start Extracted data

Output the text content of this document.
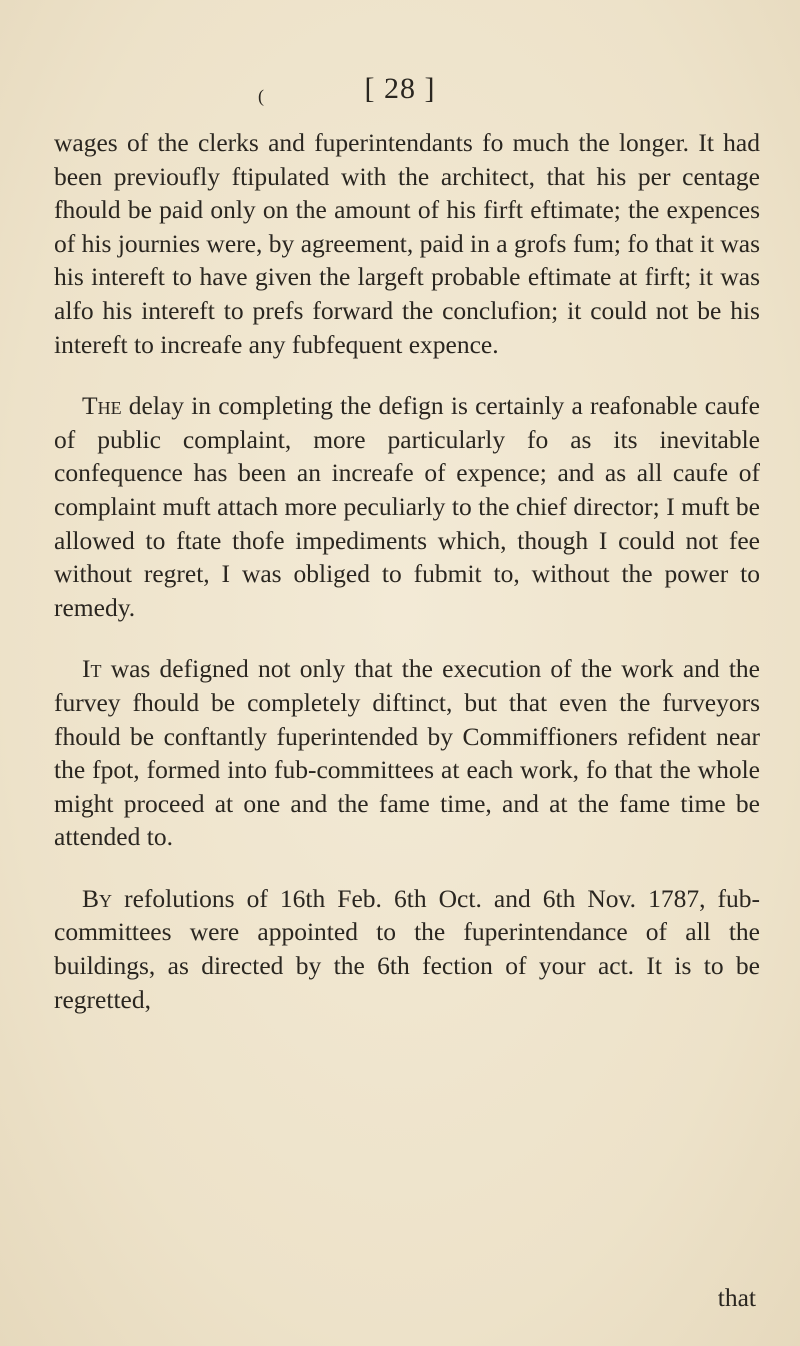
(	[ 28 ]

wages of the clerks and fuperintendants fo much the longer. It had been previoufly ftipulated with the architect, that his per centage fhould be paid only on the amount of his firft eftimate; the expences of his journies were, by agreement, paid in a grofs fum; fo that it was his intereft to have given the largeft probable eftimate at firft; it was alfo his intereft to prefs forward the conclufion; it could not be his intereft to increafe any fubfequent expence.

The delay in completing the defign is certainly a reafonable caufe of public complaint, more particularly fo as its inevitable confequence has been an increafe of expence; and as all caufe of complaint muft attach more peculiarly to the chief director; I muft be allowed to ftate thofe impediments which, though I could not fee without regret, I was obliged to fubmit to, without the power to remedy.

It was defigned not only that the execution of the work and the furvey fhould be completely diftinct, but that even the furveyors fhould be conftantly fuperintended by Commiffioners refident near the fpot, formed into fub-committees at each work, fo that the whole might proceed at one and the fame time, and at the fame time be attended to.

By refolutions of 16th Feb. 6th Oct. and 6th Nov. 1787, fub-committees were appointed to the fuperintendance of all the buildings, as directed by the 6th fection of your act. It is to be regretted,

that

end Extracted data

Written task —
Among the lines of the material, find those that hold the word "could" and copy them.

Answer to the problem —
wages of the clerks and fuperintendants fo much the longer. It had been previoufly ftipulated with the architect, that his per centage fhould be paid only on the amount of his firft eftimate; the expences of his journies were, by agreement, paid in a grofs fum; fo that it was his intereft to have given the largeft probable eftimate at firft; it was alfo his intereft to prefs forward the conclufion; it could not be his intereft to increafe any fubfequent expence.
The delay in completing the defign is certainly a reafonable caufe of public complaint, more particularly fo as its inevitable confequence has been an increafe of expence; and as all caufe of complaint muft attach more peculiarly to the chief director; I muft be allowed to ftate thofe impediments which, though I could not fee without regret, I was obliged to fubmit to, without the power to remedy.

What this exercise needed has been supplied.